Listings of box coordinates
------------------------------------------------

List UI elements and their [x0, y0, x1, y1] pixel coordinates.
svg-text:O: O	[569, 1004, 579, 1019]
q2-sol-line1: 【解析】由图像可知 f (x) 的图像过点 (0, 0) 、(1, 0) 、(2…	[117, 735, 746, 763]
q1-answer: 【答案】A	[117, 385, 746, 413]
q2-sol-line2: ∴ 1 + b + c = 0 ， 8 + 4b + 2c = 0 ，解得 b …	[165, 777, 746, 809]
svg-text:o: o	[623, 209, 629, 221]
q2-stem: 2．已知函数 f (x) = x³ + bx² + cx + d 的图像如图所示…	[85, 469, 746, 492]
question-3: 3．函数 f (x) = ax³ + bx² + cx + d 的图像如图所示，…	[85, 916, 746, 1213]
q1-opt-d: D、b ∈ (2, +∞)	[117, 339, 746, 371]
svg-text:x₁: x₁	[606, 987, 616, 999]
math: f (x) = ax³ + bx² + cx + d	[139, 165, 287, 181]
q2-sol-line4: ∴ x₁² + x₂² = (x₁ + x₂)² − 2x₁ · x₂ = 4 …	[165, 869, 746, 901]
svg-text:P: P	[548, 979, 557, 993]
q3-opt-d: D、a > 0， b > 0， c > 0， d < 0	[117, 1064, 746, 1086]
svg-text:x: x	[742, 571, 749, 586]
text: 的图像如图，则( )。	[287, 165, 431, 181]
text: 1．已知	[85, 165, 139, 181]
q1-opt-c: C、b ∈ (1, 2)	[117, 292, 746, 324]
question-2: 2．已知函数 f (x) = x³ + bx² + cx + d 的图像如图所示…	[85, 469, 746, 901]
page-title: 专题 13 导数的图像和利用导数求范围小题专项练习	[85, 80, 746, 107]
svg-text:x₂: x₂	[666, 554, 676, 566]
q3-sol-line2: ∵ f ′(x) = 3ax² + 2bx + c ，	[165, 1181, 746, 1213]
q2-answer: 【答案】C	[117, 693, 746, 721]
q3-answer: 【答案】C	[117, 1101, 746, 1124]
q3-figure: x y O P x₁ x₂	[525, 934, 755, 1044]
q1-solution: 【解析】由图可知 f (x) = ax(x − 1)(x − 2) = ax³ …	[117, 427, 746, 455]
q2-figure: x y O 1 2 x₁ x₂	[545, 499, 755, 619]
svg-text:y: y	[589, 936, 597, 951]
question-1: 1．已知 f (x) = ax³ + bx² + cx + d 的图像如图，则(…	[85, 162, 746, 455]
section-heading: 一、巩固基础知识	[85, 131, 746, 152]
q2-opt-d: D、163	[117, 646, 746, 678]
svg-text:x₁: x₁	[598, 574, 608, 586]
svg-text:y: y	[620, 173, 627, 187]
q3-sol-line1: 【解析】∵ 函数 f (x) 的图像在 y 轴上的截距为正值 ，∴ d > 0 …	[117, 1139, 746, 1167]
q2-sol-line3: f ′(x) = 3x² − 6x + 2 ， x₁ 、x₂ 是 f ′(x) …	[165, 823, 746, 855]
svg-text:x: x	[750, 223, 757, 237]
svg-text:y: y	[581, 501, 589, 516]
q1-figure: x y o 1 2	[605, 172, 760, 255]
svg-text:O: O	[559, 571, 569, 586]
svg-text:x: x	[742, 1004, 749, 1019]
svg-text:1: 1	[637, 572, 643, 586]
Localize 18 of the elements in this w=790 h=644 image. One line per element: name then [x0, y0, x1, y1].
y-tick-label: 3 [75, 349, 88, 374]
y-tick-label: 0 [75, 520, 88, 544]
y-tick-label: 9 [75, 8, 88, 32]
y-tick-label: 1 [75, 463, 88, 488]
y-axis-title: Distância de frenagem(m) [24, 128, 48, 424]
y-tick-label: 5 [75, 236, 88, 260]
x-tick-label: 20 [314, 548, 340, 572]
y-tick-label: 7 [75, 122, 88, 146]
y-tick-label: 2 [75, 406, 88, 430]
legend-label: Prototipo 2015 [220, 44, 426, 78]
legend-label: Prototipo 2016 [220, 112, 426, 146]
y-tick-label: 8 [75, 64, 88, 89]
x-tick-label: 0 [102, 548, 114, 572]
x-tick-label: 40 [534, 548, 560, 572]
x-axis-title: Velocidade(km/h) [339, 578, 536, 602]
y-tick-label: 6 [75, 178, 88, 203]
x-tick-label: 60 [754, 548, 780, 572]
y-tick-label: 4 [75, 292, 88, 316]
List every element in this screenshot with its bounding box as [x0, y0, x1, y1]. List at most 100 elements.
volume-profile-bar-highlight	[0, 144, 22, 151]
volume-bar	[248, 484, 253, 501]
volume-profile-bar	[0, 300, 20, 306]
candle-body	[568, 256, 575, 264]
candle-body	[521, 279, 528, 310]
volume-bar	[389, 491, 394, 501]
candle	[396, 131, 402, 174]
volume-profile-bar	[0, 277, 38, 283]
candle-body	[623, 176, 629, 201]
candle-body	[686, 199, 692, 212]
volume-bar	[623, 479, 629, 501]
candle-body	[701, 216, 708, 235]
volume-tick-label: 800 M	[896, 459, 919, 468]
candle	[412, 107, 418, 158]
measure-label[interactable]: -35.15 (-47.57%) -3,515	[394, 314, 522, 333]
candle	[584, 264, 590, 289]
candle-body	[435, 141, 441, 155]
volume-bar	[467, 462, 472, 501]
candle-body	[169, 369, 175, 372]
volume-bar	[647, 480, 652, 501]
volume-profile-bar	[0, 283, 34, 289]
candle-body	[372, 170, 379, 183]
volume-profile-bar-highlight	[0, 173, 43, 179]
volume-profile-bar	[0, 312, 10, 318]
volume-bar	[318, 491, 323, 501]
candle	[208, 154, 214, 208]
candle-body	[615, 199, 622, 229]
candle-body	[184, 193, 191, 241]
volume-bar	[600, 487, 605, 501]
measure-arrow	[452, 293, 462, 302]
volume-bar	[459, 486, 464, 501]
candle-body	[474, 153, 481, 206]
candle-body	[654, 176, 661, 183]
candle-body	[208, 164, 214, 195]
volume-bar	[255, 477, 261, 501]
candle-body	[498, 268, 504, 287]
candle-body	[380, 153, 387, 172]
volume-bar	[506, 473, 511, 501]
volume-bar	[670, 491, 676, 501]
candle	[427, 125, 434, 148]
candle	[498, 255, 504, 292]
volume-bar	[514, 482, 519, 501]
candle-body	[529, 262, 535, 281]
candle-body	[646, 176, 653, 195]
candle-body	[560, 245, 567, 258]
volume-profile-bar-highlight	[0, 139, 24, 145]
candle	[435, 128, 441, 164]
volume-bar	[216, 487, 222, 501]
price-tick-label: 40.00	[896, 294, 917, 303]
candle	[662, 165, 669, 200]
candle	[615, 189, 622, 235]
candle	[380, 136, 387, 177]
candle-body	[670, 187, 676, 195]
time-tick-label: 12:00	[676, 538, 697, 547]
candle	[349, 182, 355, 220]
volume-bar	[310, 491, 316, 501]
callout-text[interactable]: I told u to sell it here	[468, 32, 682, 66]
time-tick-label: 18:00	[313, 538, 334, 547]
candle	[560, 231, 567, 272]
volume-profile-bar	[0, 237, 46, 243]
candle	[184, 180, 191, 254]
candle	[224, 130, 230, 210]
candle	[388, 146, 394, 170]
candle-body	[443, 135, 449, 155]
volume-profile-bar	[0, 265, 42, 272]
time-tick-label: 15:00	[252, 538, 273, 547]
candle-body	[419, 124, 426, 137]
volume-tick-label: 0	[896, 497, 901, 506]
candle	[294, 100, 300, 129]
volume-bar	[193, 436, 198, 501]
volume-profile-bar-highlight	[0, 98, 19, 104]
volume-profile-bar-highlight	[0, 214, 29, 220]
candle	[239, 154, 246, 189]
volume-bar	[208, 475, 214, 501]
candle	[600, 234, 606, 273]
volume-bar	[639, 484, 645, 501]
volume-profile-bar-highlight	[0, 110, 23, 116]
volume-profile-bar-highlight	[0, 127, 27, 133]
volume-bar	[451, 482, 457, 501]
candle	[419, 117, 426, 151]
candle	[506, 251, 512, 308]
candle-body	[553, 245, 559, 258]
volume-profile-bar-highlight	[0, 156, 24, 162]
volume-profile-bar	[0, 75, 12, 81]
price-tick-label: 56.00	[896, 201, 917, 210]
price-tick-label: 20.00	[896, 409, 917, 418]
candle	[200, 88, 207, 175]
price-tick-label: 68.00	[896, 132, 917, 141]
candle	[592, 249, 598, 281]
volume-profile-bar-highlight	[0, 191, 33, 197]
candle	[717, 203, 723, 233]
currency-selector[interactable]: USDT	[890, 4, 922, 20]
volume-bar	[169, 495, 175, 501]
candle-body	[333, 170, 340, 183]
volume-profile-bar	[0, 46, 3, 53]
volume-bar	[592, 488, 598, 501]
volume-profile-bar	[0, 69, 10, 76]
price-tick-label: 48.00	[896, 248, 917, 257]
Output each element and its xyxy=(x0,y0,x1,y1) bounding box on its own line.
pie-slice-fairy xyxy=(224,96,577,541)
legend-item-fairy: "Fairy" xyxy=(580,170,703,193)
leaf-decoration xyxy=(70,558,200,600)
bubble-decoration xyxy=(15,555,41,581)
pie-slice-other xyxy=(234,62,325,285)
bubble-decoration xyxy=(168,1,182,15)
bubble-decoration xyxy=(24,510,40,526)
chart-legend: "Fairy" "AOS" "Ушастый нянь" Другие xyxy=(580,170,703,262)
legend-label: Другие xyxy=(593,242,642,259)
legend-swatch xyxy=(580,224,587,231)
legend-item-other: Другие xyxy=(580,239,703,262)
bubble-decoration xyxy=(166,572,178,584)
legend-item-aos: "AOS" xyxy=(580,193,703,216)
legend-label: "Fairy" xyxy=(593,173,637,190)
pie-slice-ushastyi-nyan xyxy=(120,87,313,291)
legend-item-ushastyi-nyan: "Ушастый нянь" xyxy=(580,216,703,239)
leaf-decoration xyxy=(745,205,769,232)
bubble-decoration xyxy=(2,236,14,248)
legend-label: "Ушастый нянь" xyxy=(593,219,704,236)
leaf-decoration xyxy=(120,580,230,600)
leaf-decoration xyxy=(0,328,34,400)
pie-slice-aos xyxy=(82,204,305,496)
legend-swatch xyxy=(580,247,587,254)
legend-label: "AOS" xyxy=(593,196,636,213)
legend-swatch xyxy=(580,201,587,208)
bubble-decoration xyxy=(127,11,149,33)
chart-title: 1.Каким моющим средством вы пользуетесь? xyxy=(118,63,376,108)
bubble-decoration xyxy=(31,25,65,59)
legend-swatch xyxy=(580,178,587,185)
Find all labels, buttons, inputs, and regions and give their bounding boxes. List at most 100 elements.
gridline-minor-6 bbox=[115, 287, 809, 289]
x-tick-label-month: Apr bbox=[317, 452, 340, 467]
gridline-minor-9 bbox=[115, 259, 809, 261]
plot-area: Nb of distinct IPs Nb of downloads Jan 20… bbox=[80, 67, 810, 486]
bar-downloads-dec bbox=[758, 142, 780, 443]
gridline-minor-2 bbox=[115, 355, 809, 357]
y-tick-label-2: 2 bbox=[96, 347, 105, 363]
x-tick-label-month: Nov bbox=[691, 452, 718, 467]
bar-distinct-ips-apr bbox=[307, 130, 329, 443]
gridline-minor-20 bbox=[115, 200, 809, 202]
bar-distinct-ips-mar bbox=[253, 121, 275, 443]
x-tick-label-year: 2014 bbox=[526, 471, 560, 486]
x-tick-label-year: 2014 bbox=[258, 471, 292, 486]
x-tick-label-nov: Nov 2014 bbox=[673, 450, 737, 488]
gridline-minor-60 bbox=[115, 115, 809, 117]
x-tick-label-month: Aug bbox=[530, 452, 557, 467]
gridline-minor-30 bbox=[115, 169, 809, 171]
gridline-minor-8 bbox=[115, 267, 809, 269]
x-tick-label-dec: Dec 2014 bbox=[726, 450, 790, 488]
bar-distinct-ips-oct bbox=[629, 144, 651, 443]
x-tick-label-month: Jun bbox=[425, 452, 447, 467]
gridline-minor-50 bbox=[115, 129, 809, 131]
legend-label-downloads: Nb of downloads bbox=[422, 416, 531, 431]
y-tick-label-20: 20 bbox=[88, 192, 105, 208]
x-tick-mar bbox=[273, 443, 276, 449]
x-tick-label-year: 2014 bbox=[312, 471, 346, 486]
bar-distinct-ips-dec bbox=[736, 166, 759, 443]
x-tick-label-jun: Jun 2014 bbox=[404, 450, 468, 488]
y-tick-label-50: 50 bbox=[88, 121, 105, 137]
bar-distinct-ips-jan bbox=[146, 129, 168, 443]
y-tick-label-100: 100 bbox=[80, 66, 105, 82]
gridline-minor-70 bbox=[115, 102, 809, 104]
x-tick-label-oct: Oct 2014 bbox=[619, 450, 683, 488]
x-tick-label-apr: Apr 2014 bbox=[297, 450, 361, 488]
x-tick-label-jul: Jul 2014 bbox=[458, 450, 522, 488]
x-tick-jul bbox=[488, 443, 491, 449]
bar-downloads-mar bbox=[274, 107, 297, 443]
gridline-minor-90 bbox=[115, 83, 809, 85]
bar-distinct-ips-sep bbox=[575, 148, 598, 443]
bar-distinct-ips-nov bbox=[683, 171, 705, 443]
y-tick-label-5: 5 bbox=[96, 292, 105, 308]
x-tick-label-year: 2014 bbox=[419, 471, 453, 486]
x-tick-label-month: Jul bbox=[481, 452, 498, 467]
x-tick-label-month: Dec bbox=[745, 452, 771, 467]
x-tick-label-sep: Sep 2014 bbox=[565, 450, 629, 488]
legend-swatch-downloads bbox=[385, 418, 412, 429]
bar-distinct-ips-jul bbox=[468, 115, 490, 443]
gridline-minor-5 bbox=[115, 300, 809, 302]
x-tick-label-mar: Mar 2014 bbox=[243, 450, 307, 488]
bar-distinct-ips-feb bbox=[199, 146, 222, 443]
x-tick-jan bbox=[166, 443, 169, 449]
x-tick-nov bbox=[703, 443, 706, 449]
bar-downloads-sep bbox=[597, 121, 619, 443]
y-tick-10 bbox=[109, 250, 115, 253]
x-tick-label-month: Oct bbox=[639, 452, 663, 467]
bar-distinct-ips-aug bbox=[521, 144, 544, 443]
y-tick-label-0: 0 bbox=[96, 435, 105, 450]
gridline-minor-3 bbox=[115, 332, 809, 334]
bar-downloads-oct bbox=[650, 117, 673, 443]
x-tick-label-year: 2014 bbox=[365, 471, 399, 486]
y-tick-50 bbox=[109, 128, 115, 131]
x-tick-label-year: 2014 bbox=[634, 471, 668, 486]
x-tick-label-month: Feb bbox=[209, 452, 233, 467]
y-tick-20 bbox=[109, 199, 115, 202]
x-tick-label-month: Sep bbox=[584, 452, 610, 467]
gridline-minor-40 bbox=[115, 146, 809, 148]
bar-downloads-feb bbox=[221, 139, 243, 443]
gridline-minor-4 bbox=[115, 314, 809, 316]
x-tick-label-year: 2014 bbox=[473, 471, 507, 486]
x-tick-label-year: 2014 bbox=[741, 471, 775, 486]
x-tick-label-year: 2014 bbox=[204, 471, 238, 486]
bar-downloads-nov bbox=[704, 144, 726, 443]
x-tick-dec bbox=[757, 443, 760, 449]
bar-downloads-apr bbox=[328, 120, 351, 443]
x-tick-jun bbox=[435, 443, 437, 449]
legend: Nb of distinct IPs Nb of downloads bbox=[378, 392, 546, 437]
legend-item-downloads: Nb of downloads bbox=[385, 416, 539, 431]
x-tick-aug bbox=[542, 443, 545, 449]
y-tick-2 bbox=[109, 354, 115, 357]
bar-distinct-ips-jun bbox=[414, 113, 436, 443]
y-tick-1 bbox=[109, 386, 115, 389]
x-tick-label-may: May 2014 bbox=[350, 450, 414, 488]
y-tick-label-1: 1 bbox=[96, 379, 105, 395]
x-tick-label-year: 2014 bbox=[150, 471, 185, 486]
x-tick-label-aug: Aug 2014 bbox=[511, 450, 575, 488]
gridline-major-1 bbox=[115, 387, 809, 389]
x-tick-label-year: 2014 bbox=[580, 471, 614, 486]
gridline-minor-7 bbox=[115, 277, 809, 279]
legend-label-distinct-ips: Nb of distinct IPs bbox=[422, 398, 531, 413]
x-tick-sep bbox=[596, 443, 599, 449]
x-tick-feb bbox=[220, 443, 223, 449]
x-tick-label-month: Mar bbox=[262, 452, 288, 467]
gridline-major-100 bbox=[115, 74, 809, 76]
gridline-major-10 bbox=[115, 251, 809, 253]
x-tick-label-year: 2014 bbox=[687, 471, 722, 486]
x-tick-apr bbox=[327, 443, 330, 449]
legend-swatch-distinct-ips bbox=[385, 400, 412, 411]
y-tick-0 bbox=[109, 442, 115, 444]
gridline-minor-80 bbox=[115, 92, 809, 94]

------------------------------------------------

**Required task:**
Pick out each line above that contains the string "question", and copy those lines.

**Finished answer:**
question-3: 3．函数 f (x) = ax³ + bx² + cx + d 的图像如图所示，…	[85, 916, 746, 1213]
question-2: 2．已知函数 f (x) = x³ + bx² + cx + d 的图像如图所示…	[85, 469, 746, 901]
question-1: 1．已知 f (x) = ax³ + bx² + cx + d 的图像如图，则(…	[85, 162, 746, 455]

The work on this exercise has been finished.